[start MATERIAL PROVIDED]
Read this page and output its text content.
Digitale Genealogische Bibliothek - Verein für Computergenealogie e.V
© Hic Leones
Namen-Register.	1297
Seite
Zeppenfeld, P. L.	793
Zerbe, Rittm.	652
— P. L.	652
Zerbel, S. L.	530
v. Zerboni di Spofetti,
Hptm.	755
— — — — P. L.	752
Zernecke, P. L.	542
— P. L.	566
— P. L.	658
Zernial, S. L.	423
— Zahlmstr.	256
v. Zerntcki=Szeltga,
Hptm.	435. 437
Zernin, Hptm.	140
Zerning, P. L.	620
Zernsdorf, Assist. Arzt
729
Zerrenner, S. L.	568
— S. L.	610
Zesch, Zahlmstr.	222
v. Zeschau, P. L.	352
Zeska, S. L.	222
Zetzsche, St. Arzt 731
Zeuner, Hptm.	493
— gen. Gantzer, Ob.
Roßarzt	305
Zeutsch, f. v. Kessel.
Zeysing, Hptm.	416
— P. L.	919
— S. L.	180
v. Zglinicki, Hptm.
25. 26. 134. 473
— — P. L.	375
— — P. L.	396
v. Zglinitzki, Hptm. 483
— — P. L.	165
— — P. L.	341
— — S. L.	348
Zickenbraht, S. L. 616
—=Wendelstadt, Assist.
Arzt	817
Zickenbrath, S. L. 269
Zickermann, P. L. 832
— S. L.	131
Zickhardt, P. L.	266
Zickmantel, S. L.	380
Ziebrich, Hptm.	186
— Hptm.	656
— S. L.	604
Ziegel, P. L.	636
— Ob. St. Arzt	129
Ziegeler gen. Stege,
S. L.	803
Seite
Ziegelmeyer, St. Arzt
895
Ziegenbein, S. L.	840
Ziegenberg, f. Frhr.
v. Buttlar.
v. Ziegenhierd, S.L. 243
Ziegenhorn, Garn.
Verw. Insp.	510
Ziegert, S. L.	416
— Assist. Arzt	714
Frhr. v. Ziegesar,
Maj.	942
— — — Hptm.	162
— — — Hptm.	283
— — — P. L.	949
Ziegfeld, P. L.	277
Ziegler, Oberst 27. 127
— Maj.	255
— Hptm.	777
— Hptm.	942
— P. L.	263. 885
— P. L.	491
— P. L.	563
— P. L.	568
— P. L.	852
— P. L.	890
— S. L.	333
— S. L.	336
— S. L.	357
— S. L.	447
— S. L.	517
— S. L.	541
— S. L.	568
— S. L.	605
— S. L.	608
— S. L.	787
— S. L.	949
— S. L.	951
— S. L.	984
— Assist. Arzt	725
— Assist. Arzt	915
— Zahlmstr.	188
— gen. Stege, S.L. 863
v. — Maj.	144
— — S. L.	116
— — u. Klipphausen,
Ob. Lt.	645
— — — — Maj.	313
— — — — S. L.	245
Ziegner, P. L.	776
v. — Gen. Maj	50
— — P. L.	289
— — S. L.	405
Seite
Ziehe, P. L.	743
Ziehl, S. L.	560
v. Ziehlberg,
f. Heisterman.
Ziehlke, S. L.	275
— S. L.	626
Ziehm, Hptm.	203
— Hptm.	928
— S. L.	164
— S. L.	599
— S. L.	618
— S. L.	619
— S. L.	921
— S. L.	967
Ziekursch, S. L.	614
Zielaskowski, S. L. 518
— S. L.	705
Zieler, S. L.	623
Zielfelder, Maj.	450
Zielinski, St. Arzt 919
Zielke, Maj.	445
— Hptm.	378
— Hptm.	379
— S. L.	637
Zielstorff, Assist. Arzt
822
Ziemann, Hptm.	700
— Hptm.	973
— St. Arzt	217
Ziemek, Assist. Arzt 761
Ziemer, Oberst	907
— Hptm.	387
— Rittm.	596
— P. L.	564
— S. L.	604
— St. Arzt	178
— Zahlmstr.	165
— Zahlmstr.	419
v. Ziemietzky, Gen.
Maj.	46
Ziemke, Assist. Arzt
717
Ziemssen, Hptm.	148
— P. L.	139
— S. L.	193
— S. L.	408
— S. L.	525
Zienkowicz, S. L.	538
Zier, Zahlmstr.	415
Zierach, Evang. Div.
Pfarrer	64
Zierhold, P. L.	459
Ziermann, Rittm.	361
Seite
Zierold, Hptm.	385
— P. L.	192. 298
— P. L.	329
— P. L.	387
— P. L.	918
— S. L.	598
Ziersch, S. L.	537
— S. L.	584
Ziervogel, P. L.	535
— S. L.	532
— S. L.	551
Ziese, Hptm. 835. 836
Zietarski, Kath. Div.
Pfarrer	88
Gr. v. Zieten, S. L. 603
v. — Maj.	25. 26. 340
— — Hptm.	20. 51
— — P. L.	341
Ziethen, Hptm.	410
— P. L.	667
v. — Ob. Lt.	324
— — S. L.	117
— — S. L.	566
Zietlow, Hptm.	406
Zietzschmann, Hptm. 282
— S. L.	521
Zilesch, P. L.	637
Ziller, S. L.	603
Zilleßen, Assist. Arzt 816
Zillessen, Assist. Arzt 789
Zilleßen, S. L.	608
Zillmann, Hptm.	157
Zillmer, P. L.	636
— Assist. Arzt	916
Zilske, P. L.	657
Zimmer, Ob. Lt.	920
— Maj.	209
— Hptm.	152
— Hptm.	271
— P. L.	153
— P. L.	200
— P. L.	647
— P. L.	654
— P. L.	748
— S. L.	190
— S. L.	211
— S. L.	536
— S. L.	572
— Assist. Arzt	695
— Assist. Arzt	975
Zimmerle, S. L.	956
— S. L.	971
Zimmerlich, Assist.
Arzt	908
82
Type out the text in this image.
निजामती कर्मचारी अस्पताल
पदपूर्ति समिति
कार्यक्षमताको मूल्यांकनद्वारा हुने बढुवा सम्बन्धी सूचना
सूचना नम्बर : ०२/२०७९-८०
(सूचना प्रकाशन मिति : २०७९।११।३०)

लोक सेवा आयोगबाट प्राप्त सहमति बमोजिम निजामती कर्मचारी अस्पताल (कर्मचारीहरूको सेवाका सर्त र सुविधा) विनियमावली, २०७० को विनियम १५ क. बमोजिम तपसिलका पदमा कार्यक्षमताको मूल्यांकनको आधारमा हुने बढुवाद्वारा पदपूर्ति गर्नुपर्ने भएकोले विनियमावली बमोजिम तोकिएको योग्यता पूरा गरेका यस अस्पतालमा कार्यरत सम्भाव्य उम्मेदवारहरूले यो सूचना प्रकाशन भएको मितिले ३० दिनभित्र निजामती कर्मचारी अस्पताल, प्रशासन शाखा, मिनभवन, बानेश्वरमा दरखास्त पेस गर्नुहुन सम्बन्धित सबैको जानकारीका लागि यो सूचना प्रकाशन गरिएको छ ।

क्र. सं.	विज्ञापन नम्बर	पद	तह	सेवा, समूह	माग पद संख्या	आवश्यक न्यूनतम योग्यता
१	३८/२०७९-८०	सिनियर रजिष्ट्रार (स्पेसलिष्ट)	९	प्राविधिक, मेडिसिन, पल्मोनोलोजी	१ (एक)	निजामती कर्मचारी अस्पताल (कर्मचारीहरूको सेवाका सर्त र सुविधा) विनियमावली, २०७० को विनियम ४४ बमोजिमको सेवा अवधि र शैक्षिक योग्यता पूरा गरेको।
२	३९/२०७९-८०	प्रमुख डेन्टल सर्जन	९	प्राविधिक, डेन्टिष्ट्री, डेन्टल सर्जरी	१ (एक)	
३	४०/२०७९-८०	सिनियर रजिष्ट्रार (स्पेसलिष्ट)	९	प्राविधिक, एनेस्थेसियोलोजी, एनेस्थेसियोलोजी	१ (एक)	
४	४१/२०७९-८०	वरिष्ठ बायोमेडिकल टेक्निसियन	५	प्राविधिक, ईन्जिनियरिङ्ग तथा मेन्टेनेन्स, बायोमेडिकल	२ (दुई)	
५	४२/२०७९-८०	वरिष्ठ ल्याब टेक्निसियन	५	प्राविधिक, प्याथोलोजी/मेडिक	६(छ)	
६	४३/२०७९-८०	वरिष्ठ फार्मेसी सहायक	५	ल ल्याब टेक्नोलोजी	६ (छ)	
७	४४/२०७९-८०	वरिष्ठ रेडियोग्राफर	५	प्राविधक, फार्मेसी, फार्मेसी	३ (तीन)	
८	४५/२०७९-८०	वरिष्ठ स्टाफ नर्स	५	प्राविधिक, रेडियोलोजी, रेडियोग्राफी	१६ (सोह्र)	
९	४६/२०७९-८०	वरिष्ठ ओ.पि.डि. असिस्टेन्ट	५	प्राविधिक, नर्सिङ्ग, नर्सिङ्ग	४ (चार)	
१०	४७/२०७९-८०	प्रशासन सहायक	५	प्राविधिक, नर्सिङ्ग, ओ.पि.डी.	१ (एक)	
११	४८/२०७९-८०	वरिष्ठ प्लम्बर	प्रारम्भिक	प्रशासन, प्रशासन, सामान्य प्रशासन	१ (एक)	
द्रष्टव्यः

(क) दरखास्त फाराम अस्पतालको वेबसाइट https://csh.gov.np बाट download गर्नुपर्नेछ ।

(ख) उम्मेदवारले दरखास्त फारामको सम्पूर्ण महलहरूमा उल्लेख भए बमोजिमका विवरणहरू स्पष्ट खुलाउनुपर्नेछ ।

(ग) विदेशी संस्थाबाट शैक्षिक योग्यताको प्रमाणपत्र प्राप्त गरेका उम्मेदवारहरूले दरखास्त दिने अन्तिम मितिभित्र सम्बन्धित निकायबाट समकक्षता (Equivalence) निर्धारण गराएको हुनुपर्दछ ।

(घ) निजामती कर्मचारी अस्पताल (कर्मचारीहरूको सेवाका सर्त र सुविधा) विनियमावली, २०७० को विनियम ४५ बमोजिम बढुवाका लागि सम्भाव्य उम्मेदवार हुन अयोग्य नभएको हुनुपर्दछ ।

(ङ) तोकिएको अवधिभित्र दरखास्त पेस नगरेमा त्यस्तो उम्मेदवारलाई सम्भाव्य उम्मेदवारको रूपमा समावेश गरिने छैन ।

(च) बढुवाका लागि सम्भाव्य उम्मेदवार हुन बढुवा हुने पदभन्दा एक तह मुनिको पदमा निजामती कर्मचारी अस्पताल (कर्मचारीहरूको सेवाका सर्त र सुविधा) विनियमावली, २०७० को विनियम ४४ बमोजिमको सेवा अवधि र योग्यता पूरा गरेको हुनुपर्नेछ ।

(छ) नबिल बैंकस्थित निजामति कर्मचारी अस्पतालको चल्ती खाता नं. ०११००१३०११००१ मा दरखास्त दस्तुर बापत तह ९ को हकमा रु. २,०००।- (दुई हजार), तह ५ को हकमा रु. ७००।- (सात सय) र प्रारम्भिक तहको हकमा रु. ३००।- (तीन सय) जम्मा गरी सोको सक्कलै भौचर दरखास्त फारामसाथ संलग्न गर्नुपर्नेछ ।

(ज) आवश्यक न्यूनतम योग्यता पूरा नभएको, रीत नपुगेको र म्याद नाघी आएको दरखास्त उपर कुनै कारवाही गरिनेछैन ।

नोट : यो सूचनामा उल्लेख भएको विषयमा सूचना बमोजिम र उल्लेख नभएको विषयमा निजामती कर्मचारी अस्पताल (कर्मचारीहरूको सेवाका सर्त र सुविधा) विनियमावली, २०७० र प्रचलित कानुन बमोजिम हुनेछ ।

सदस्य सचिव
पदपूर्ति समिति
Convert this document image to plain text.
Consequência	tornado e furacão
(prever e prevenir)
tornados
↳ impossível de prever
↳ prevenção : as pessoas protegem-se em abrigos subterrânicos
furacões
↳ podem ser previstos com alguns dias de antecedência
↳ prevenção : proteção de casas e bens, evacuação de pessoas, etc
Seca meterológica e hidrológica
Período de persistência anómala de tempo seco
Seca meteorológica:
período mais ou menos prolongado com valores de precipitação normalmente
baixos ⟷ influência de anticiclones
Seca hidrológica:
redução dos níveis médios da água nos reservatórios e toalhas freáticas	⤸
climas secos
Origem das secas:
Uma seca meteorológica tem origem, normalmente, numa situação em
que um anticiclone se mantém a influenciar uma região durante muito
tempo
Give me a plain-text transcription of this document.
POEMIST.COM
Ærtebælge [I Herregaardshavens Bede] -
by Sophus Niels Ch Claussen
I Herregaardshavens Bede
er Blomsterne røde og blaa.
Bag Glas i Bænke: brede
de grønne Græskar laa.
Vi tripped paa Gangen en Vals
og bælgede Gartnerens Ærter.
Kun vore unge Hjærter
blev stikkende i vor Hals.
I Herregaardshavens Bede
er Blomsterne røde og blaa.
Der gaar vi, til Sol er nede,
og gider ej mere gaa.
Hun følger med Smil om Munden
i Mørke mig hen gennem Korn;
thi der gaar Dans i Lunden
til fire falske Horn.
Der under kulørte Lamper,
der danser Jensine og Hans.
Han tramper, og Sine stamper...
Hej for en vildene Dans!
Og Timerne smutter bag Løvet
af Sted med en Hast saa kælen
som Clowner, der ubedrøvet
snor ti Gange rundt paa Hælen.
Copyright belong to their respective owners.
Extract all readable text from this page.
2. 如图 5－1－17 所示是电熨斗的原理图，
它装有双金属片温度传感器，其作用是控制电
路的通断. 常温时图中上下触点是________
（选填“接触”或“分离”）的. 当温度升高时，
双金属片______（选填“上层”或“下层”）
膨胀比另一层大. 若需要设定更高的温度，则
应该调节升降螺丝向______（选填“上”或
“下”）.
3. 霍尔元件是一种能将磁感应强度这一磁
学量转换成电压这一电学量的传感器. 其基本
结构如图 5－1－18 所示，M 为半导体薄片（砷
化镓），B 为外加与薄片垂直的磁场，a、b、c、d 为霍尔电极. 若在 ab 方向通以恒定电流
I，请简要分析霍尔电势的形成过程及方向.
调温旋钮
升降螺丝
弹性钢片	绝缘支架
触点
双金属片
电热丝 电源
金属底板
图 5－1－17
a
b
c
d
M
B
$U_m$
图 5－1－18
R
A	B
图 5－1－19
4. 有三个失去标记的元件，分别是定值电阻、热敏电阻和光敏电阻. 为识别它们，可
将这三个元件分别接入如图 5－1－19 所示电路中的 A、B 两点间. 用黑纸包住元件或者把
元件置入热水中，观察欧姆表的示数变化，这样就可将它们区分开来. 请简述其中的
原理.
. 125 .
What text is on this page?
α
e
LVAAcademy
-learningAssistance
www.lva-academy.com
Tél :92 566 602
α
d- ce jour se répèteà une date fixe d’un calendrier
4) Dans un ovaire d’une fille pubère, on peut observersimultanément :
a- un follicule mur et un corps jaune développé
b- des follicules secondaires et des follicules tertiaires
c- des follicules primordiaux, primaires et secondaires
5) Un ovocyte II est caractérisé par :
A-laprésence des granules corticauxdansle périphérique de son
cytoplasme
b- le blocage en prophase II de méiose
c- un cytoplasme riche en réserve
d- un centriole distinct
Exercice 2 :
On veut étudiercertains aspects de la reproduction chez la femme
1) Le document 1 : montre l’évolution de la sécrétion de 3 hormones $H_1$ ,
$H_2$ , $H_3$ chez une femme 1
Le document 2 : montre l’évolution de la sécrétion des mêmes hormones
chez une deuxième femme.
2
[end MATERIAL PROVIDED]
* [REQUEST] Transcribe exactly the line containing "Extract all readable text from this page." and all remaining lines of the material, ending with the last one.

* [SOLUTION TO THIS EXERCISE]
Extract all readable text from this page.
2. 如图 5－1－17 所示是电熨斗的原理图，
它装有双金属片温度传感器，其作用是控制电
路的通断. 常温时图中上下触点是________
（选填“接触”或“分离”）的. 当温度升高时，
双金属片______（选填“上层”或“下层”）
膨胀比另一层大. 若需要设定更高的温度，则
应该调节升降螺丝向______（选填“上”或
“下”）.
3. 霍尔元件是一种能将磁感应强度这一磁
学量转换成电压这一电学量的传感器. 其基本
结构如图 5－1－18 所示，M 为半导体薄片（砷
化镓），B 为外加与薄片垂直的磁场，a、b、c、d 为霍尔电极. 若在 ab 方向通以恒定电流
I，请简要分析霍尔电势的形成过程及方向.
调温旋钮
升降螺丝
弹性钢片	绝缘支架
触点
双金属片
电热丝 电源
金属底板
图 5－1－17
a
b
c
d
M
B
$U_m$
图 5－1－18
R
A	B
图 5－1－19
4. 有三个失去标记的元件，分别是定值电阻、热敏电阻和光敏电阻. 为识别它们，可
将这三个元件分别接入如图 5－1－19 所示电路中的 A、B 两点间. 用黑纸包住元件或者把
元件置入热水中，观察欧姆表的示数变化，这样就可将它们区分开来. 请简述其中的
原理.
. 125 .
What text is on this page?
α
e
LVAAcademy
-learningAssistance
www.lva-academy.com
Tél :92 566 602
α
d- ce jour se répèteà une date fixe d’un calendrier
4) Dans un ovaire d’une fille pubère, on peut observersimultanément :
a- un follicule mur et un corps jaune développé
b- des follicules secondaires et des follicules tertiaires
c- des follicules primordiaux, primaires et secondaires
5) Un ovocyte II est caractérisé par :
A-laprésence des granules corticauxdansle périphérique de son
cytoplasme
b- le blocage en prophase II de méiose
c- un cytoplasme riche en réserve
d- un centriole distinct
Exercice 2 :
On veut étudiercertains aspects de la reproduction chez la femme
1) Le document 1 : montre l’évolution de la sécrétion de 3 hormones $H_1$ ,
$H_2$ , $H_3$ chez une femme 1
Le document 2 : montre l’évolution de la sécrétion des mêmes hormones
chez une deuxième femme.
2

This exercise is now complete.